## [Page]

+ + +

Raspberry Pi Blog: wiringPi

7 segments can be driven using many different techniques in conjunction with software and hardware. Multiplexing is one of the most popular methods used to drive a 7 segment display when there are limited no of I/O pins.It uses the concept of POV(persistence of vision) where the human brain cannot detect the flickering of display when the refresh rate is very high(~50Hz).In this method the fundamental logic is to enable or disable the segment blocks at a very high speed at precise time slices.

7 segment multiplexing with raspberry pi

In case of Raspberry Pi there are limited no of I/O pins, hence we will use multiplexing. WiringPi is perfect for this job as it uses Arduino like code and the code executes at a higher priority. Display used in this example is of common cathode type.Make sure you have the right 7 segment display,else you will end up getting random segments turned on.For pin mapping check the code below:-

Code:-

#include <wiringPi.h>
#include <stdio.h>
#define DISPLAY_BRIGHTNESS  500
#define DIGIT_ON  HIGH
#define DIGIT_OFF  LOW
#define SEGMENT_ON  LOW
#define SEGMENT_OFF HIGH
int SEGMENT_1=7; 
int SEGMENT_2=11;
int SEGMENT_3=13;
int SEGMENT_4=15;
int SEGMENT_A=3; 
int SEGMENT_B=5; 
int SEGMENT_C=18; 
int SEGMENT_D=19; 
int SEGMENT_E=23; 
int SEGMENT_F=24; 
int SEGMENT_G=25; 
void display_number(int num)
{
  pinMode(SEGMENT_1,OUTPUT);
  pinMode(SEGMENT_2,OUTPUT);
  pinMode(SEGMENT_3,OUTPUT);
  pinMode(SEGMENT_4,OUTPUT);
  long start=millis();
  for(int i=4;i>0;i--)
  {
    switch(i)

+ + +

Items taken from a data source:
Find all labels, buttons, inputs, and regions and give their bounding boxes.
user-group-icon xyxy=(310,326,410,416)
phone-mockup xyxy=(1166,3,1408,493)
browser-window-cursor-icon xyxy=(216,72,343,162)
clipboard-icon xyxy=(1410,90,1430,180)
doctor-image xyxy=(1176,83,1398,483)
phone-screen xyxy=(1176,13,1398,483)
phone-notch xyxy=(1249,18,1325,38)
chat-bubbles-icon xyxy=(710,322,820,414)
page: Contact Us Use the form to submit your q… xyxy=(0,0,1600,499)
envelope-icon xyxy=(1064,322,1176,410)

+ + +

## [Requirement 1]
Return the part of the wiringPi post that begins at the words "Raspberry Pi Blog: wiringPi" and stops after the words "precise time slices.".
## [Requirement 2]
Please retype the records from their first line through the line that contains "phone-screen xyxy=(1176,13,1398,483)", with both ends included.
The wiringPi post and the records come from unrelated sources.

## [Solution 1]
Raspberry Pi Blog: wiringPi

7 segments can be driven using many different techniques in conjunction with software and hardware. Multiplexing is one of the most popular methods used to drive a 7 segment display when there are limited no of I/O pins.It uses the concept of POV(persistence of vision) where the human brain cannot detect the flickering of display when the refresh rate is very high(~50Hz).In this method the fundamental logic is to enable or disable the segment blocks at a very high speed at precise time slices.

## [Solution 2]
Find all labels, buttons, inputs, and regions and give their bounding boxes.
user-group-icon xyxy=(310,326,410,416)
phone-mockup xyxy=(1166,3,1408,493)
browser-window-cursor-icon xyxy=(216,72,343,162)
clipboard-icon xyxy=(1410,90,1430,180)
doctor-image xyxy=(1176,83,1398,483)
phone-screen xyxy=(1176,13,1398,483)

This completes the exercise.